*INFORMATION SUPPLIED*:
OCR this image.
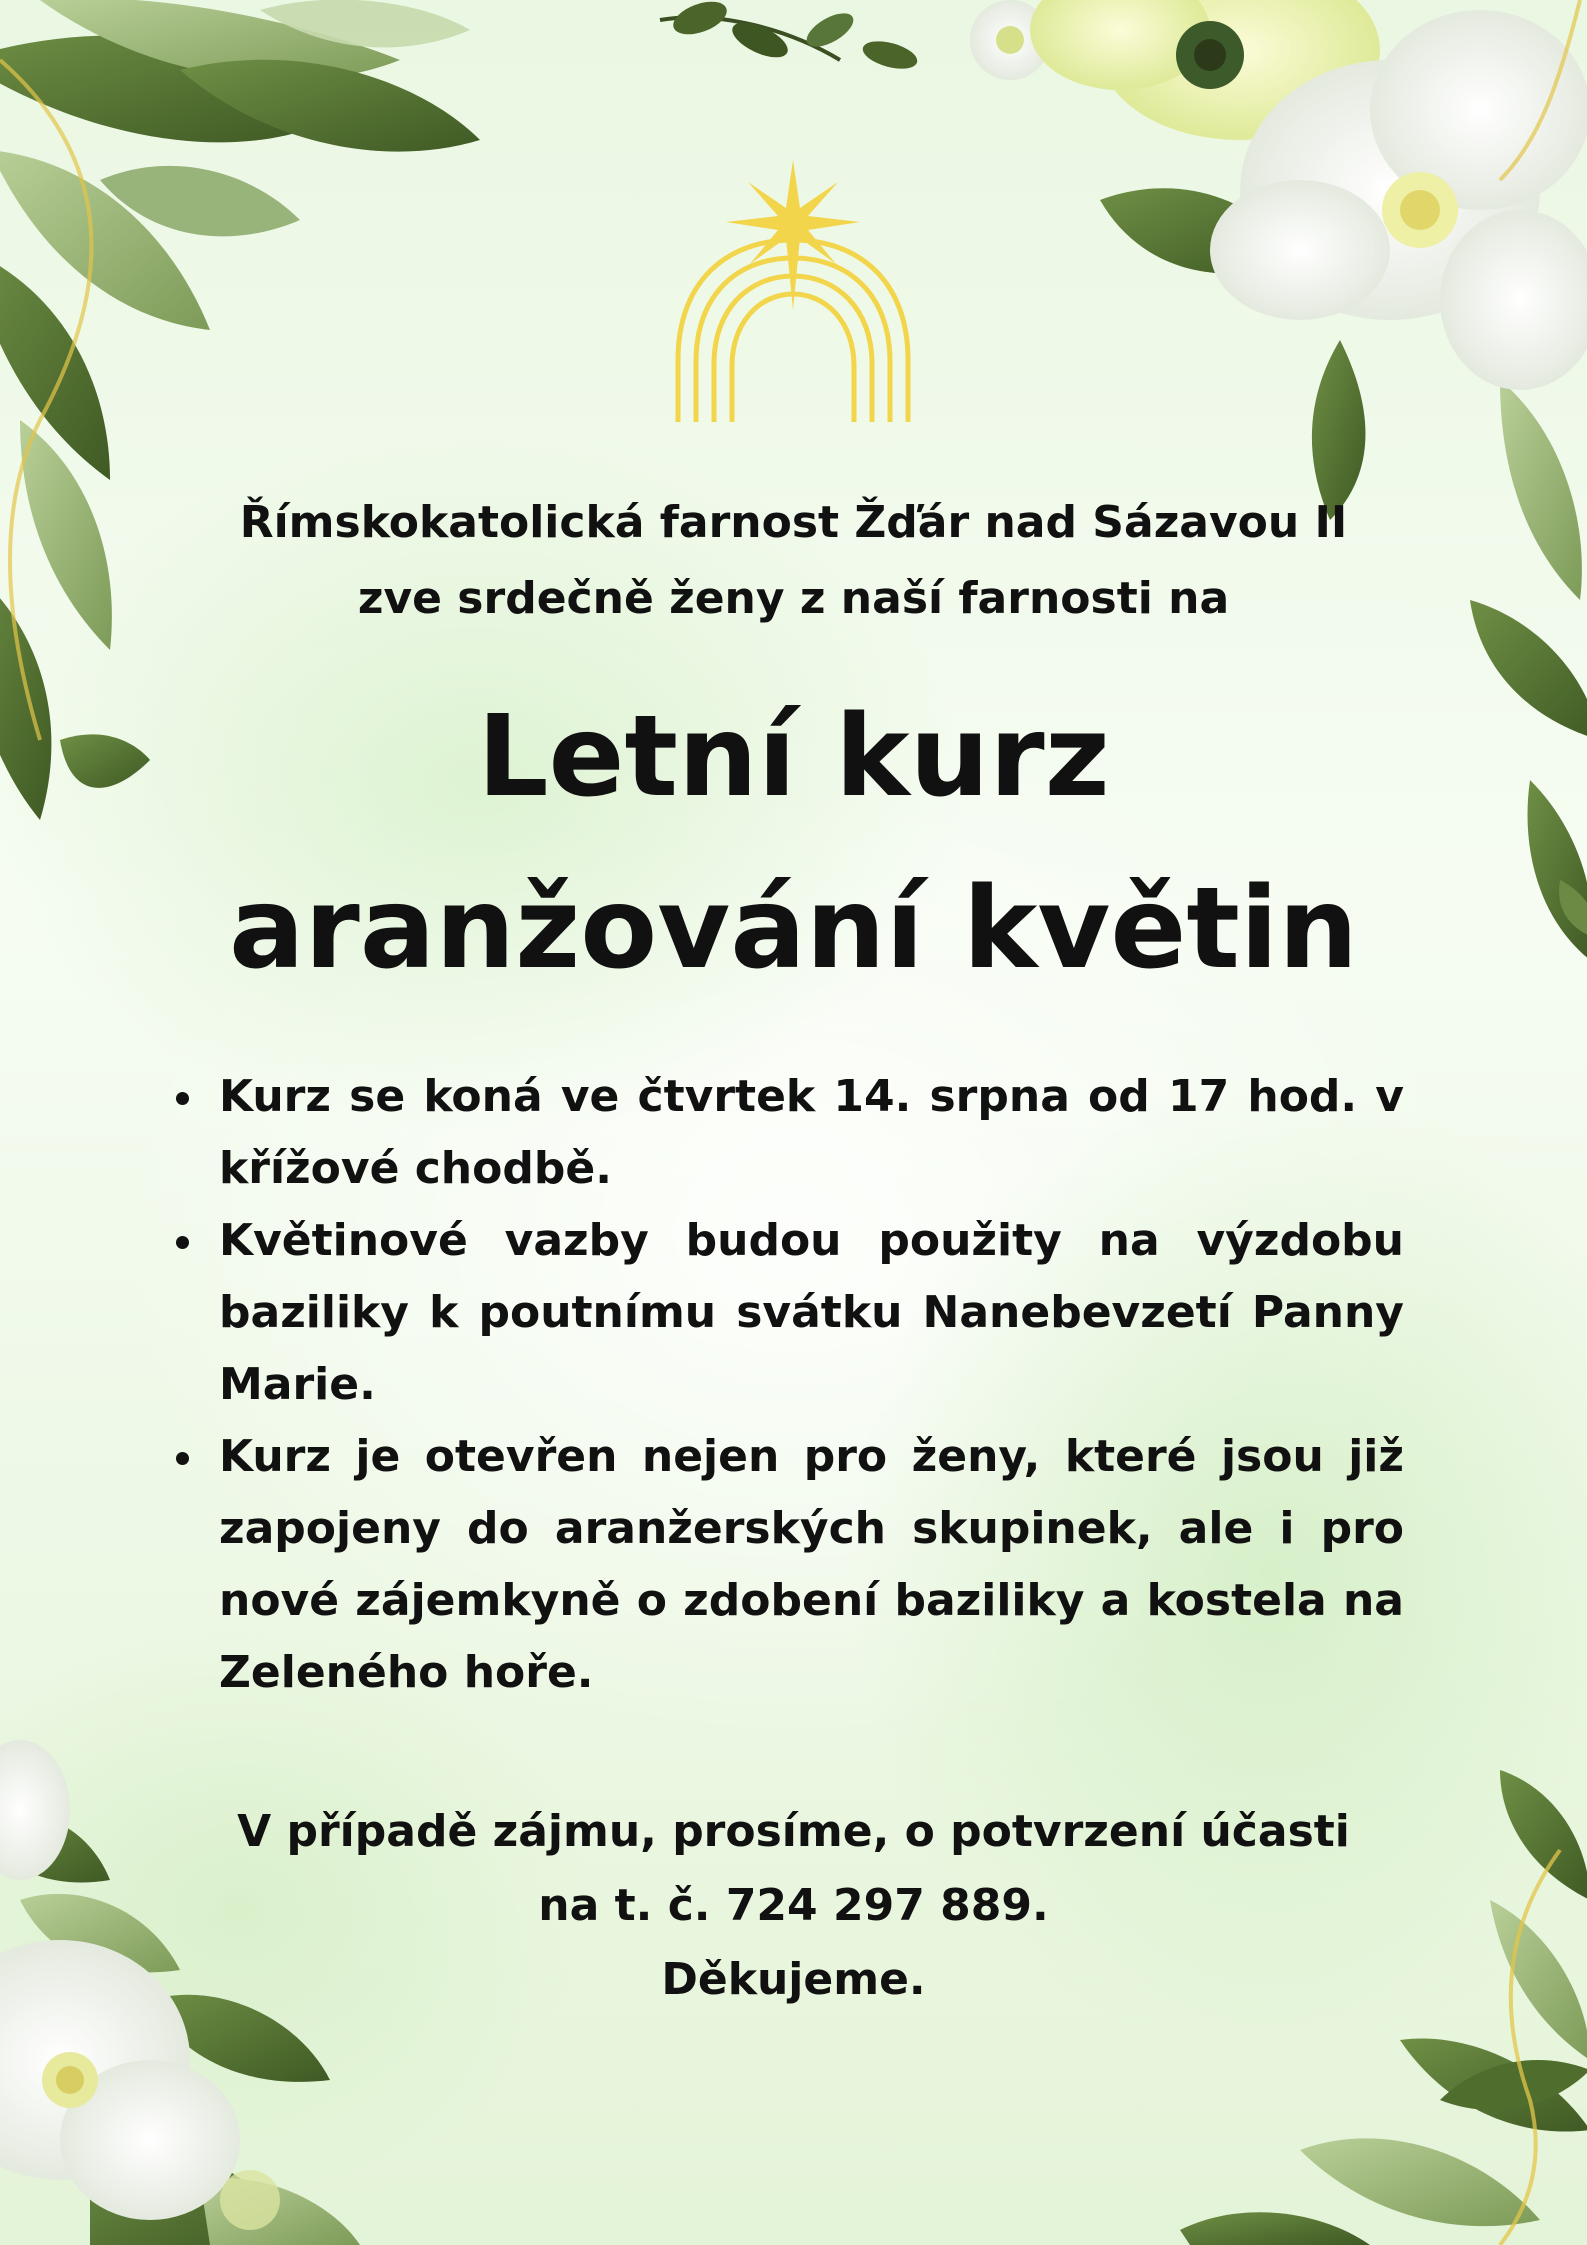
Římskokatolická farnost Žďár nad Sázavou II
zve srdečně ženy z naší farnosti na

Letní kurz
aranžování květin
Kurz se koná ve čtvrtek 14. srpna od 17 hod. v křížové chodbě.
Květinové vazby budou použity na výzdobu baziliky k poutnímu svátku Nanebevzetí Panny Marie.
Kurz je otevřen nejen pro ženy, které jsou již zapojeny do aranžerských skupinek, ale i pro nové zájemkyně o zdobení baziliky a kostela na Zeleného hoře.
V případě zájmu, prosíme, o potvrzení účasti
na t. č. 724 297 889.
Děkujeme.
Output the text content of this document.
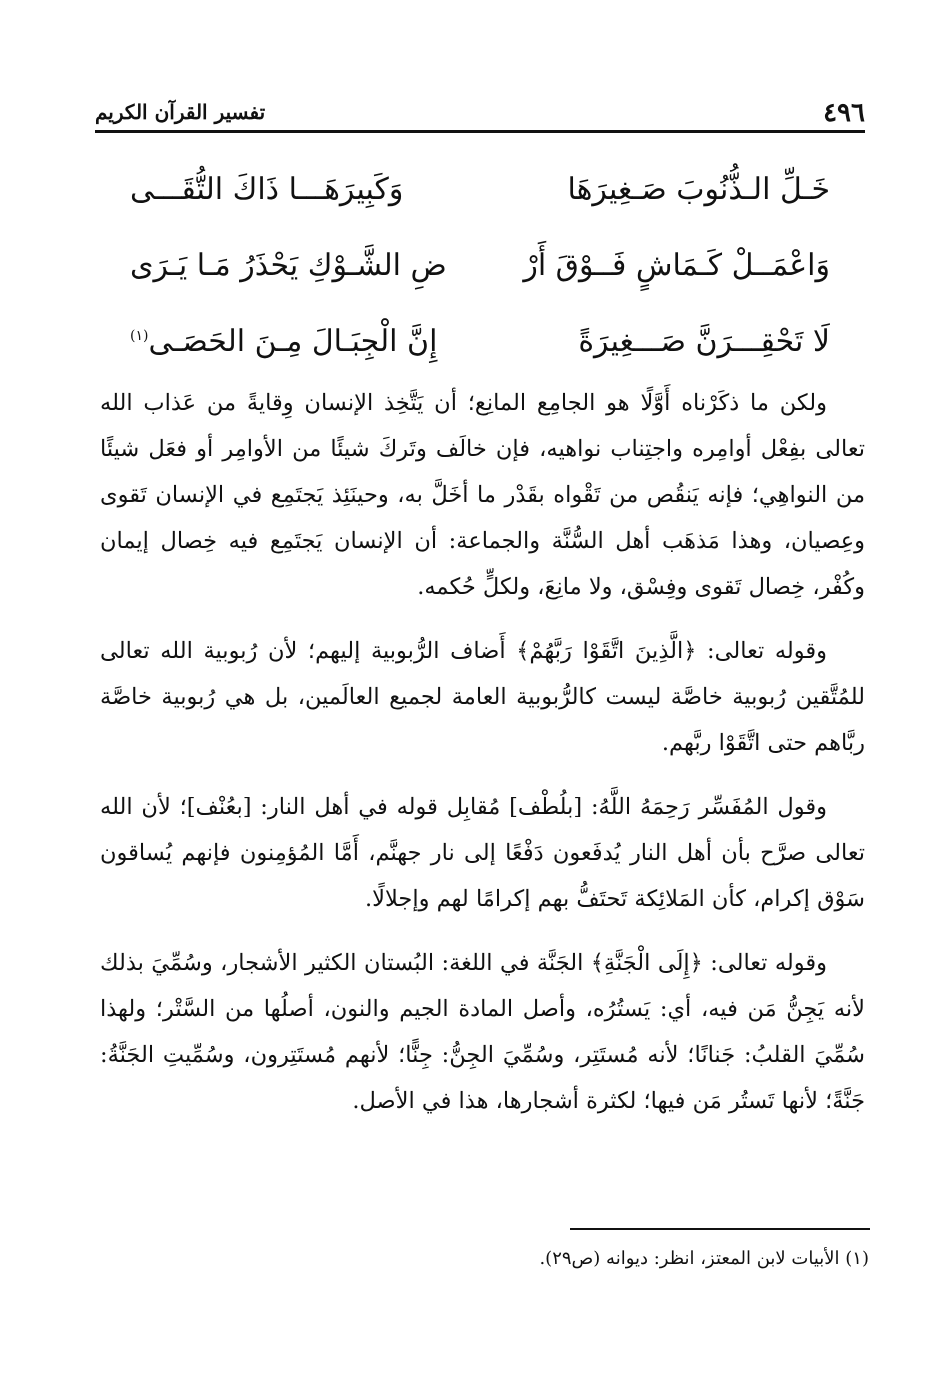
٤٩٦
تفسير القرآن الكريم
خَـلِّ الـذُّنُوبَ صَـغِيرَهَا
وَكَبِيرَهَـــا ذَاكَ التُّقَـــى
وَاعْمَــلْ كَـمَاشٍ فَــوْقَ أَرْ
ضِ الشَّـوْكِ يَحْذَرُ مَـا يَـرَى
لَا تَحْقِـــرَنَّ صَـــغِيرَةً
إِنَّ الْجِبَـالَ مِـنَ الحَصَـى$^{(١)}$

ولكن ما ذكَرْناه أَوَّلًا هو الجامِع المانِع؛ أن يَتَّخِذ الإنسان وِقايةً من عَذاب الله تعالى بفِعْل أوامِره واجتِناب نواهيه، فإن خالَف وتَركَ شيئًا من الأوامِر أو فعَل شيئًا من النواهِي؛ فإنه يَنقُص من تَقْواه بقَدْر ما أخَلَّ به، وحينَئِذ يَجتَمِع في الإنسان تَقوى وعِصيان، وهذا مَذهَب أهل السُّنَّة والجماعة: أن الإنسان يَجتَمِع فيه خِصال إيمان وكُفْر، خِصال تَقوى وفِسْق، ولا مانِعَ، ولكلٍّ حُكمه.

وقوله تعالى: ﴿الَّذِينَ اتَّقَوْا رَبَّهُمْ﴾ أَضاف الرُّبوبية إليهم؛ لأن رُبوبية الله تعالى للمُتَّقين رُبوبية خاصَّة ليست كالرُّبوبية العامة لجميع العالَمين، بل هي رُبوبية خاصَّة ربَّاهم حتى اتَّقَوْا ربَّهم.

وقول المُفَسِّر رَحِمَهُ اللَّهُ: [بلُطْف] مُقابِل قوله في أهل النار: [بعُنْف]؛ لأن الله تعالى صرَّح بأن أهل النار يُدفَعون دَفْعًا إلى نار جهنَّم، أَمَّا المُؤمِنون فإنهم يُساقون سَوْق إكرام، كأن المَلائِكة تَحتَفُّ بهم إكرامًا لهم وإجلالًا.

وقوله تعالى: ﴿إِلَى الْجَنَّةِ﴾ الجَنَّة في اللغة: البُستان الكثير الأشجار، وسُمِّيَ بذلك لأنه يَجِنُّ مَن فيه، أي: يَستُرُه، وأصل المادة الجيم والنون، أصلُها من السَّتْر؛ ولهذا سُمِّيَ القلبُ: جَنانًا؛ لأنه مُستَتِر، وسُمِّيَ الجِنُّ: جِنًّا؛ لأنهم مُستَتِرون، وسُمِّيتِ الجَنَّةُ: جَنَّةً؛ لأنها تَستُر مَن فيها؛ لكثرة أشجارها، هذا في الأصل.

(١) الأبيات لابن المعتز، انظر: ديوانه (ص٢٩).
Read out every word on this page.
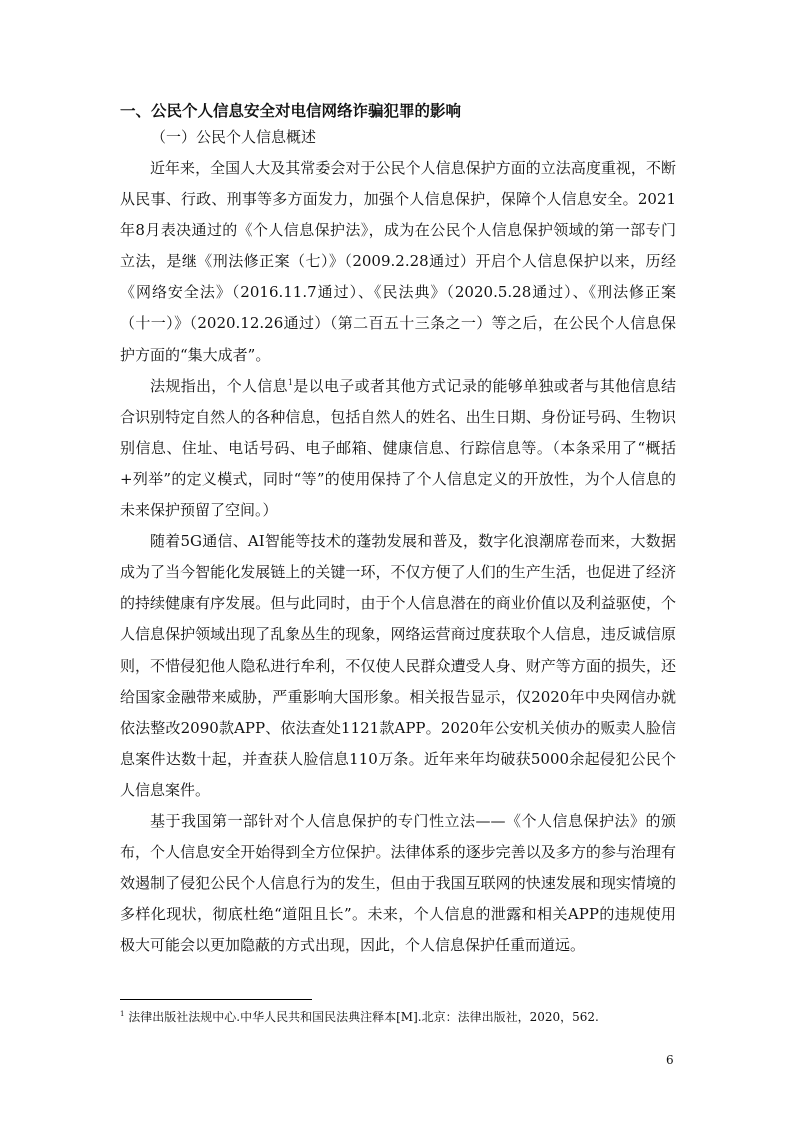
一、公民个人信息安全对电信网络诈骗犯罪的影响
（一）公民个人信息概述

近年来，全国人大及其常委会对于公民个人信息保护方面的立法高度重视，不断从民事、行政、刑事等多方面发力，加强个人信息保护，保障个人信息安全。2021年8月表决通过的《个人信息保护法》，成为在公民个人信息保护领域的第一部专门立法，是继《刑法修正案（七）》（2009.2.28通过）开启个人信息保护以来，历经《网络安全法》（2016.11.7通过）、《民法典》（2020.5.28通过）、《刑法修正案（十一）》（2020.12.26通过）（第二百五十三条之一）等之后，在公民个人信息保护方面的“集大成者”。

法规指出，个人信息$^1$是以电子或者其他方式记录的能够单独或者与其他信息结合识别特定自然人的各种信息，包括自然人的姓名、出生日期、身份证号码、生物识别信息、住址、电话号码、电子邮箱、健康信息、行踪信息等。（本条采用了“概括+列举”的定义模式，同时“等”的使用保持了个人信息定义的开放性，为个人信息的未来保护预留了空间。）

随着5G通信、AI智能等技术的蓬勃发展和普及，数字化浪潮席卷而来，大数据成为了当今智能化发展链上的关键一环，不仅方便了人们的生产生活，也促进了经济的持续健康有序发展。但与此同时，由于个人信息潜在的商业价值以及利益驱使，个人信息保护领域出现了乱象丛生的现象，网络运营商过度获取个人信息，违反诚信原则，不惜侵犯他人隐私进行牟利，不仅使人民群众遭受人身、财产等方面的损失，还给国家金融带来威胁，严重影响大国形象。相关报告显示，仅2020年中央网信办就依法整改2090款APP、依法查处1121款APP。2020年公安机关侦办的贩卖人脸信息案件达数十起，并查获人脸信息110万条。近年来年均破获5000余起侵犯公民个人信息案件。

基于我国第一部针对个人信息保护的专门性立法——《个人信息保护法》的颁布，个人信息安全开始得到全方位保护。法律体系的逐步完善以及多方的参与治理有效遏制了侵犯公民个人信息行为的发生，但由于我国互联网的快速发展和现实情境的多样化现状，彻底杜绝“道阻且长”。未来，个人信息的泄露和相关APP的违规使用极大可能会以更加隐蔽的方式出现，因此，个人信息保护任重而道远。

$^1$ 法律出版社法规中心.中华人民共和国民法典注释本[M].北京：法律出版社，2020，562.
6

*TASK DESCRIPTION*:
Copy each line exactly, and leave the pictures out of your copy.

*EXERCISE RESULT*:
OCR this image.
Římskokatolická farnost Žďár nad Sázavou II
zve srdečně ženy z naší farnosti na

Letní kurz
aranžování květin
Kurz se koná ve čtvrtek 14. srpna od 17 hod. v křížové chodbě.
Květinové vazby budou použity na výzdobu baziliky k poutnímu svátku Nanebevzetí Panny Marie.
Kurz je otevřen nejen pro ženy, které jsou již zapojeny do aranžerských skupinek, ale i pro nové zájemkyně o zdobení baziliky a kostela na Zeleného hoře.
V případě zájmu, prosíme, o potvrzení účasti
na t. č. 724 297 889.
Děkujeme.
Output the text content of this document.
٤٩٦
تفسير القرآن الكريم
خَـلِّ الـذُّنُوبَ صَـغِيرَهَا
وَكَبِيرَهَـــا ذَاكَ التُّقَـــى
وَاعْمَــلْ كَـمَاشٍ فَــوْقَ أَرْ
ضِ الشَّـوْكِ يَحْذَرُ مَـا يَـرَى
لَا تَحْقِـــرَنَّ صَـــغِيرَةً
إِنَّ الْجِبَـالَ مِـنَ الحَصَـى$^{(١)}$

ولكن ما ذكَرْناه أَوَّلًا هو الجامِع المانِع؛ أن يَتَّخِذ الإنسان وِقايةً من عَذاب الله تعالى بفِعْل أوامِره واجتِناب نواهيه، فإن خالَف وتَركَ شيئًا من الأوامِر أو فعَل شيئًا من النواهِي؛ فإنه يَنقُص من تَقْواه بقَدْر ما أخَلَّ به، وحينَئِذ يَجتَمِع في الإنسان تَقوى وعِصيان، وهذا مَذهَب أهل السُّنَّة والجماعة: أن الإنسان يَجتَمِع فيه خِصال إيمان وكُفْر، خِصال تَقوى وفِسْق، ولا مانِعَ، ولكلٍّ حُكمه.

وقوله تعالى: ﴿الَّذِينَ اتَّقَوْا رَبَّهُمْ﴾ أَضاف الرُّبوبية إليهم؛ لأن رُبوبية الله تعالى للمُتَّقين رُبوبية خاصَّة ليست كالرُّبوبية العامة لجميع العالَمين، بل هي رُبوبية خاصَّة ربَّاهم حتى اتَّقَوْا ربَّهم.

وقول المُفَسِّر رَحِمَهُ اللَّهُ: [بلُطْف] مُقابِل قوله في أهل النار: [بعُنْف]؛ لأن الله تعالى صرَّح بأن أهل النار يُدفَعون دَفْعًا إلى نار جهنَّم، أَمَّا المُؤمِنون فإنهم يُساقون سَوْق إكرام، كأن المَلائِكة تَحتَفُّ بهم إكرامًا لهم وإجلالًا.

وقوله تعالى: ﴿إِلَى الْجَنَّةِ﴾ الجَنَّة في اللغة: البُستان الكثير الأشجار، وسُمِّيَ بذلك لأنه يَجِنُّ مَن فيه، أي: يَستُرُه، وأصل المادة الجيم والنون، أصلُها من السَّتْر؛ ولهذا سُمِّيَ القلبُ: جَنانًا؛ لأنه مُستَتِر، وسُمِّيَ الجِنُّ: جِنًّا؛ لأنهم مُستَتِرون، وسُمِّيتِ الجَنَّةُ: جَنَّةً؛ لأنها تَستُر مَن فيها؛ لكثرة أشجارها، هذا في الأصل.

(١) الأبيات لابن المعتز، انظر: ديوانه (ص٢٩).
Read out every word on this page.
一、公民个人信息安全对电信网络诈骗犯罪的影响
（一）公民个人信息概述

近年来，全国人大及其常委会对于公民个人信息保护方面的立法高度重视，不断从民事、行政、刑事等多方面发力，加强个人信息保护，保障个人信息安全。2021年8月表决通过的《个人信息保护法》，成为在公民个人信息保护领域的第一部专门立法，是继《刑法修正案（七）》（2009.2.28通过）开启个人信息保护以来，历经《网络安全法》（2016.11.7通过）、《民法典》（2020.5.28通过）、《刑法修正案（十一）》（2020.12.26通过）（第二百五十三条之一）等之后，在公民个人信息保护方面的“集大成者”。

法规指出，个人信息$^1$是以电子或者其他方式记录的能够单独或者与其他信息结合识别特定自然人的各种信息，包括自然人的姓名、出生日期、身份证号码、生物识别信息、住址、电话号码、电子邮箱、健康信息、行踪信息等。（本条采用了“概括+列举”的定义模式，同时“等”的使用保持了个人信息定义的开放性，为个人信息的未来保护预留了空间。）

随着5G通信、AI智能等技术的蓬勃发展和普及，数字化浪潮席卷而来，大数据成为了当今智能化发展链上的关键一环，不仅方便了人们的生产生活，也促进了经济的持续健康有序发展。但与此同时，由于个人信息潜在的商业价值以及利益驱使，个人信息保护领域出现了乱象丛生的现象，网络运营商过度获取个人信息，违反诚信原则，不惜侵犯他人隐私进行牟利，不仅使人民群众遭受人身、财产等方面的损失，还给国家金融带来威胁，严重影响大国形象。相关报告显示，仅2020年中央网信办就依法整改2090款APP、依法查处1121款APP。2020年公安机关侦办的贩卖人脸信息案件达数十起，并查获人脸信息110万条。近年来年均破获5000余起侵犯公民个人信息案件。

基于我国第一部针对个人信息保护的专门性立法——《个人信息保护法》的颁布，个人信息安全开始得到全方位保护。法律体系的逐步完善以及多方的参与治理有效遏制了侵犯公民个人信息行为的发生，但由于我国互联网的快速发展和现实情境的多样化现状，彻底杜绝“道阻且长”。未来，个人信息的泄露和相关APP的违规使用极大可能会以更加隐蔽的方式出现，因此，个人信息保护任重而道远。

$^1$ 法律出版社法规中心.中华人民共和国民法典注释本[M].北京：法律出版社，2020，562.
6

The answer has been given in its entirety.